SYDNEY (BLOOMBERG) - Australian home prices fell in May for the first time in almost a year as the impact of the coronavirus shutdown rumbles through the economy.
Property values across the state and territory capitals fell 0.5 per cent last month, the first decline since June 2019, according to CoreLogic data released on Monday (June 1). Amongst the biggest falls were Melbourne, where prices dropped 0.9 per cent, and Perth, which was down 0.6 per cent.
While the relatively mild declines during the height of the lockdown will raise hopes the hit to the housing market may be less than initially feared, the real test will come later this year when assistance packages are scaled back. Currently, almost 430,000 borrowers are on six-month payment holidays and around 2.9 million workers are receiving government wage subsidies.
"Eventually government stimulus will wind back and borrower repayment holidays will expire," said Tim Lawless, head of research at CoreLogic. "In the absence of these policies, housing values could come under some additional downwards pressure if economic conditions haven't picked up towards the end of the year."

Dataset entries:
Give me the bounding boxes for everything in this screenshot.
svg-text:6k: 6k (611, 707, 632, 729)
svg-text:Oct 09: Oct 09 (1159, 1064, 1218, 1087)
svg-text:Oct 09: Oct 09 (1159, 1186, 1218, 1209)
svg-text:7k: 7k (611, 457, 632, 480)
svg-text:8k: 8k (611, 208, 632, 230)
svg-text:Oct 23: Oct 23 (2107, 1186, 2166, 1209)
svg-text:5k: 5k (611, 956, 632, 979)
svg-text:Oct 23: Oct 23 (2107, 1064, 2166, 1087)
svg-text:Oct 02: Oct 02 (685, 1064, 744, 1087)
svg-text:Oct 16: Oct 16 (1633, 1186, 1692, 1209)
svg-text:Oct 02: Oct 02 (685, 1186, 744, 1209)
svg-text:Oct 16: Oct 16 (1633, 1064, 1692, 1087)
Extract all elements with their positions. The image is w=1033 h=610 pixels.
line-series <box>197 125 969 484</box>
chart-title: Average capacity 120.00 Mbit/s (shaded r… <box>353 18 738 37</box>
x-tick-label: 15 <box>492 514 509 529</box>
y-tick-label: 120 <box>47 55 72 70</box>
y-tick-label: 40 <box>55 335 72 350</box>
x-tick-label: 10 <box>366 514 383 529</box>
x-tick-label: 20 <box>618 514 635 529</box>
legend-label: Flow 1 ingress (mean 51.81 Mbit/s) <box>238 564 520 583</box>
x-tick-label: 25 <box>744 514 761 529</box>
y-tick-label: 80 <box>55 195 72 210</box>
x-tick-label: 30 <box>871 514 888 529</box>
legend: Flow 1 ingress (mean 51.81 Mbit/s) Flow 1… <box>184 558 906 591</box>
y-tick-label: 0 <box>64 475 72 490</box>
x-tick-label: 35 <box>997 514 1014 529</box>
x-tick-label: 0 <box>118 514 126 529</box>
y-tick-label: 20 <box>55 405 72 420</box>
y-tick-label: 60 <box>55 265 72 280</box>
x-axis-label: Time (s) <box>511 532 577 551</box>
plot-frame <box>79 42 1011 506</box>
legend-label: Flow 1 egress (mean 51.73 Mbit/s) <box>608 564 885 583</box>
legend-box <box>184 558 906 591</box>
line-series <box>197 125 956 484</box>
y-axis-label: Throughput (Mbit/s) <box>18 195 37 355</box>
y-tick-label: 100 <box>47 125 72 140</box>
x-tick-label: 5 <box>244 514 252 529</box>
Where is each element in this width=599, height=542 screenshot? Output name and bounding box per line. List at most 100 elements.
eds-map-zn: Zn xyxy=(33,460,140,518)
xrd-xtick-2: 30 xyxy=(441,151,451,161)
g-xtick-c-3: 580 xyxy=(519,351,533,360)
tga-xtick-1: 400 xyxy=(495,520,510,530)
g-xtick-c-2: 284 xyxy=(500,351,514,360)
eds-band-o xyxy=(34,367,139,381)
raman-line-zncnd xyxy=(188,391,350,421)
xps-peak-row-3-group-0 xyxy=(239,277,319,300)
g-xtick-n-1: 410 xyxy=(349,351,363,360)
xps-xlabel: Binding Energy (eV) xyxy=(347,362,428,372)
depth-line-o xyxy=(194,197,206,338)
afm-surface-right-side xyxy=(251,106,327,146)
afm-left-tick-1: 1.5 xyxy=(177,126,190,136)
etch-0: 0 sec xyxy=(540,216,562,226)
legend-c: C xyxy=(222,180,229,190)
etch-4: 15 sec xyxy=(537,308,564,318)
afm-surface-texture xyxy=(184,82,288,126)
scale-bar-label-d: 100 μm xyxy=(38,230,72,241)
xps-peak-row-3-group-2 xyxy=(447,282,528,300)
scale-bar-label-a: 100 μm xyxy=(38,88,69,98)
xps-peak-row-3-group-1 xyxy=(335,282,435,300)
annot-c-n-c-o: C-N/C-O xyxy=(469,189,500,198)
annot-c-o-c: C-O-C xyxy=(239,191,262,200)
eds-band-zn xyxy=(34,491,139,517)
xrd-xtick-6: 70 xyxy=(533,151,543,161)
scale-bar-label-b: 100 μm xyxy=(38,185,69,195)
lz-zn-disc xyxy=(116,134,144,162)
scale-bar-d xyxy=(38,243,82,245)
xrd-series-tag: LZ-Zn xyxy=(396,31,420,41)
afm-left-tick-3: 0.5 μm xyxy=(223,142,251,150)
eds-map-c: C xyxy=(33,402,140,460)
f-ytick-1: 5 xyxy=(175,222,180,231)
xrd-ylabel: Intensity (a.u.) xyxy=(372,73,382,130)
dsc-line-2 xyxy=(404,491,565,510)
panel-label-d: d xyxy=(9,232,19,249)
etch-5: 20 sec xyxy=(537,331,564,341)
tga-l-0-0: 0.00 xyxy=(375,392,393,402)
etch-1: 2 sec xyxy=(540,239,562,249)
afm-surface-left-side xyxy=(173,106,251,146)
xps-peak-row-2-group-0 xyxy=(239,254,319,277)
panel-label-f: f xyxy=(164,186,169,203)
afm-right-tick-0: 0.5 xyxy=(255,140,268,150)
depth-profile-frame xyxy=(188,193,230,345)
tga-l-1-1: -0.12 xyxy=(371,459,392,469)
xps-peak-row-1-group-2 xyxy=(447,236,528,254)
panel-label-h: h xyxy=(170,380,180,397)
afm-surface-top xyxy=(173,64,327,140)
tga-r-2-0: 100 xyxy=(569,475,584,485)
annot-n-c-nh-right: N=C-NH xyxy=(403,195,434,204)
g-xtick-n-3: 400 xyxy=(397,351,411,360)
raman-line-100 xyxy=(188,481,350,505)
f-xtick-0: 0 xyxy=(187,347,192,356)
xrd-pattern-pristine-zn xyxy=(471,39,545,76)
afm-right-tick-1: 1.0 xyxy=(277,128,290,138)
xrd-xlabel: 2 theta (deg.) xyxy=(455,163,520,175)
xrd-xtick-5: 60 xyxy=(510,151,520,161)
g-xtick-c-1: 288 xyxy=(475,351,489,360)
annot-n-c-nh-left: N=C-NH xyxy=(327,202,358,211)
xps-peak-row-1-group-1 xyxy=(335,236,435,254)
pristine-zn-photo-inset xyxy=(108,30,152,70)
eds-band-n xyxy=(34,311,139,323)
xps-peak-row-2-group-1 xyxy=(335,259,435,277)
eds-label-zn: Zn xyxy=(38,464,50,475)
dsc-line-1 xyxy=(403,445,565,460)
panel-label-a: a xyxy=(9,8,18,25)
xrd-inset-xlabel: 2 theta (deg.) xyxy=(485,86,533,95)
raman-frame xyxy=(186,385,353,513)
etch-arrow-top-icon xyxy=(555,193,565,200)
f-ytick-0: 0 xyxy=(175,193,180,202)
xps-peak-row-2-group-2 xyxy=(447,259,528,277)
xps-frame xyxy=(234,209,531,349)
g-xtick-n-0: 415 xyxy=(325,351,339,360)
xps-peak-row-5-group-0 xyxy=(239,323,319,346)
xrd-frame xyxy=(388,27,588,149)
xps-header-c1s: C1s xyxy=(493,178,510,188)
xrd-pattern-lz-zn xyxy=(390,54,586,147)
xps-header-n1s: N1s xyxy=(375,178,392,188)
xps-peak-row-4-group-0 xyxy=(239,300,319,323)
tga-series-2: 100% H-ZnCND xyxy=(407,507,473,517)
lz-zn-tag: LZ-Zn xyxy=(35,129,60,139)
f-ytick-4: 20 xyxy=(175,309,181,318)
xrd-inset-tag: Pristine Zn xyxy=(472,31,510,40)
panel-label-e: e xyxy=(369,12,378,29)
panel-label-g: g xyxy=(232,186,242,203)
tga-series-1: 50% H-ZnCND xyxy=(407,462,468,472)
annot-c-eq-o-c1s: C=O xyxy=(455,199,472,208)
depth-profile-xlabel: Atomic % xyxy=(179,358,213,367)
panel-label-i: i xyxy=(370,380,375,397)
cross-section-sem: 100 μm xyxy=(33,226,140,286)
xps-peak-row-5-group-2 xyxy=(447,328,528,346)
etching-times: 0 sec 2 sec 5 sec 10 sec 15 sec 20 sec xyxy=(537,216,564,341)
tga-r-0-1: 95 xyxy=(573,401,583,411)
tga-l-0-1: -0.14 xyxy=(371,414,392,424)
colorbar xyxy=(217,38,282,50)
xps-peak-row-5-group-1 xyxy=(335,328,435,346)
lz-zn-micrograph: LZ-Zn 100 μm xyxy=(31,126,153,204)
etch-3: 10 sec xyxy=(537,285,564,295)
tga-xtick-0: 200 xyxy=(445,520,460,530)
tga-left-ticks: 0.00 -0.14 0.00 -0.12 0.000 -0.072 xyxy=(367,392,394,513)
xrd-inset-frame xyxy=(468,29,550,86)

● REQUIRED ACTION A
In the article on Australian home prices, reproduce the passage that begins at the words "SYDNEY (BLOOMBERG) - Australian" and ends after the words "through the economy.".
● REQUIRED ACTION B
Write what follows the last sentence of the article on Australian home prices.

● OUTPUT A
SYDNEY (BLOOMBERG) - Australian home prices fell in May for the first time in almost a year as the impact of the coronavirus shutdown rumbles through the economy.

● OUTPUT B
Activity picked up in May after the property market came to a near standstill in April, when housing inspections and public auctions were banned as part of social-distancing measures. Even so, sales volumes and listings remain below historical averages.
The government is planning to announce a fresh stimulus plan for the building industry, which employs about 10 per cent of the nation's workforce, according to newspaper reports. Buyers of newly-constructed homes could get grants of at least A$20,000 (S$18,290), the Australian Financial Review said. Direct cash grants for home renovations are also under consideration, the Australian newspaper said.